*WHAT THIS TASK INVOLVES*
Find the line containing "Give me the", then output it and every line after it through the end of the listing below, exactly as written.
********************
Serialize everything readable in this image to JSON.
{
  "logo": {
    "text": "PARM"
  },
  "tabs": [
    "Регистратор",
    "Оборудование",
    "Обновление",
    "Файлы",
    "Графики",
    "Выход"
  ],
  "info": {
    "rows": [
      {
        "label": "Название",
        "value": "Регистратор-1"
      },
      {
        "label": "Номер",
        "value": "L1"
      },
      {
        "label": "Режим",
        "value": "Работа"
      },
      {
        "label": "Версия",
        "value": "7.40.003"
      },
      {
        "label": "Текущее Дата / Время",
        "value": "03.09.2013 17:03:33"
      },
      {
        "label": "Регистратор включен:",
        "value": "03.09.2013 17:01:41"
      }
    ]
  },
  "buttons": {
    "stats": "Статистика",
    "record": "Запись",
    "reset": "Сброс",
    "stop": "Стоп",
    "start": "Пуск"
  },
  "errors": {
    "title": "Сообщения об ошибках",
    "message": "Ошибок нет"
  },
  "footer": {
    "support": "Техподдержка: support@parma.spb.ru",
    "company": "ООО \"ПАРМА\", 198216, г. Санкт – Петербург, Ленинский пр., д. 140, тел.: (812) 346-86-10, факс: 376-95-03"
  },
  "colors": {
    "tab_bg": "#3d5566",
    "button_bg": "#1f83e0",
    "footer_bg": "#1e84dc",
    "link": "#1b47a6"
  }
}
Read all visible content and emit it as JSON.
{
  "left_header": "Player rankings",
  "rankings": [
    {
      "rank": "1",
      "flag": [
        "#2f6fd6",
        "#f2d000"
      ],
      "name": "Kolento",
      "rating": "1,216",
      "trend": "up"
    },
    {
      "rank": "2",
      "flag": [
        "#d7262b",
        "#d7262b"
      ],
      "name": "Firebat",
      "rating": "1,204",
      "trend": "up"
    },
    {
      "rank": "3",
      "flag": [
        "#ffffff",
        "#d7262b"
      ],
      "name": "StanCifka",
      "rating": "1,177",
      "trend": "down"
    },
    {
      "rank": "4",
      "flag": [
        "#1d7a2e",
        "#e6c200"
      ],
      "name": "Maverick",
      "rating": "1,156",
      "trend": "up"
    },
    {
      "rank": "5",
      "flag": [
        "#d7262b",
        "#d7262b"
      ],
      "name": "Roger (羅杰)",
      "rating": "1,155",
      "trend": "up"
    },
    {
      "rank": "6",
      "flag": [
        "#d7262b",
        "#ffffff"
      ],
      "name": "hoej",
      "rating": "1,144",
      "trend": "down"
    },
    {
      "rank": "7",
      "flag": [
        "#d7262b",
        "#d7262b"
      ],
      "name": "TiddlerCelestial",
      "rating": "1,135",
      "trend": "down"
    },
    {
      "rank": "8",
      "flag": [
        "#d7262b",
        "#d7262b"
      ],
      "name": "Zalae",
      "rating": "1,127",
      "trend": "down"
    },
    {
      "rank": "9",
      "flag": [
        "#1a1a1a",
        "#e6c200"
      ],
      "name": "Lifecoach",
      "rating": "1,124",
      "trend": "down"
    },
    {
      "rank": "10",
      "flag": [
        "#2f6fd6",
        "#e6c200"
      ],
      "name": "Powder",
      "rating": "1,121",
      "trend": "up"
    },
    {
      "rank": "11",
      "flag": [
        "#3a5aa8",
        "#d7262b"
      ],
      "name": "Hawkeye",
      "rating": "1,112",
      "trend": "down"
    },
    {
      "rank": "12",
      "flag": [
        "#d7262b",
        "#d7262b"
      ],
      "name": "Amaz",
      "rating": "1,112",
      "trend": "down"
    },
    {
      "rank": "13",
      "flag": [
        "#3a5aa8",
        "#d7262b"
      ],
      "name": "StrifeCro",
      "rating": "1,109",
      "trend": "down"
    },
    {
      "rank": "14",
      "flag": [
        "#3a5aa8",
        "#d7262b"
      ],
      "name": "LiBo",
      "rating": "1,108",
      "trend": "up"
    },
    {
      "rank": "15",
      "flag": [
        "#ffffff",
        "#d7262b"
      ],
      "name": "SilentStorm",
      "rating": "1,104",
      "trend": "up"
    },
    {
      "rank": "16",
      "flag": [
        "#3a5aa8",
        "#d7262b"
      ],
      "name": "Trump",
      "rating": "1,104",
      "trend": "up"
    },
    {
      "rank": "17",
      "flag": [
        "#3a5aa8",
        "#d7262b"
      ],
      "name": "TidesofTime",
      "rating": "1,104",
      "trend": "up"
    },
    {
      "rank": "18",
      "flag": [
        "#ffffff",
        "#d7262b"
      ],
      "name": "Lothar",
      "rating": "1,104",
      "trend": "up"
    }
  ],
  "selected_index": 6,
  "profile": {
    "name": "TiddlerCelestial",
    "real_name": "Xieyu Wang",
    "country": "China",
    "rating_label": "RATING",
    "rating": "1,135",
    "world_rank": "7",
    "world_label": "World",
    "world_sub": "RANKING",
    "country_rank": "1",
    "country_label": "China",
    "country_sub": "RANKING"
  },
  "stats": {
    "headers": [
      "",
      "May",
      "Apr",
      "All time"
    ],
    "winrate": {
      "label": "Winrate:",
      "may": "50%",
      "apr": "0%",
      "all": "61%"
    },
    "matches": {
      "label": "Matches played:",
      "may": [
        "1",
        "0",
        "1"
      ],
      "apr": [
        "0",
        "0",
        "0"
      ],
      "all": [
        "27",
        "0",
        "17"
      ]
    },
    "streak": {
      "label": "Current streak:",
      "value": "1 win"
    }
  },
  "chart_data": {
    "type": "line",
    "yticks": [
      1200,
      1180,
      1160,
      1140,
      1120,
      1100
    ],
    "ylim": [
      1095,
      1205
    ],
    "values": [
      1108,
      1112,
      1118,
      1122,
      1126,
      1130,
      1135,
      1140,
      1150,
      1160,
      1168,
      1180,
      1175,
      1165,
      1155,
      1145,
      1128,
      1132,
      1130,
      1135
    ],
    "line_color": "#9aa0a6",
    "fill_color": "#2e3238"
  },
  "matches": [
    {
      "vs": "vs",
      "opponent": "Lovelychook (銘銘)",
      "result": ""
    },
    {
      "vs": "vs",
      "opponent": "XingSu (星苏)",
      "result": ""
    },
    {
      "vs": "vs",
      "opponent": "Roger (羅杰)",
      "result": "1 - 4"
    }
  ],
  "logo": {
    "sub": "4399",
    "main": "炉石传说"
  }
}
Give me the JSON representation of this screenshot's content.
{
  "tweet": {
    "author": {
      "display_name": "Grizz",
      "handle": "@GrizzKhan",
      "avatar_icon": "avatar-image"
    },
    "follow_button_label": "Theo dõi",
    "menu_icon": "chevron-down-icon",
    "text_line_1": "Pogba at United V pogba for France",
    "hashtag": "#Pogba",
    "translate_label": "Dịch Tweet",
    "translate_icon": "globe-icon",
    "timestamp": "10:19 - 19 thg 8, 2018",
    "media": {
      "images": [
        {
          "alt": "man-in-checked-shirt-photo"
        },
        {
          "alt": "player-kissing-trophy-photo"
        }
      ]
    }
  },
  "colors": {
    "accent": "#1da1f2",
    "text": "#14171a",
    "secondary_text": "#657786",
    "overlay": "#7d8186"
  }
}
********************
*CORRECT RESULT*
Give me the JSON representation of this screenshot's content.
{
  "tweet": {
    "author": {
      "display_name": "Grizz",
      "handle": "@GrizzKhan",
      "avatar_icon": "avatar-image"
    },
    "follow_button_label": "Theo dõi",
    "menu_icon": "chevron-down-icon",
    "text_line_1": "Pogba at United V pogba for France",
    "hashtag": "#Pogba",
    "translate_label": "Dịch Tweet",
    "translate_icon": "globe-icon",
    "timestamp": "10:19 - 19 thg 8, 2018",
    "media": {
      "images": [
        {
          "alt": "man-in-checked-shirt-photo"
        },
        {
          "alt": "player-kissing-trophy-photo"
        }
      ]
    }
  },
  "colors": {
    "accent": "#1da1f2",
    "text": "#14171a",
    "secondary_text": "#657786",
    "overlay": "#7d8186"
  }
}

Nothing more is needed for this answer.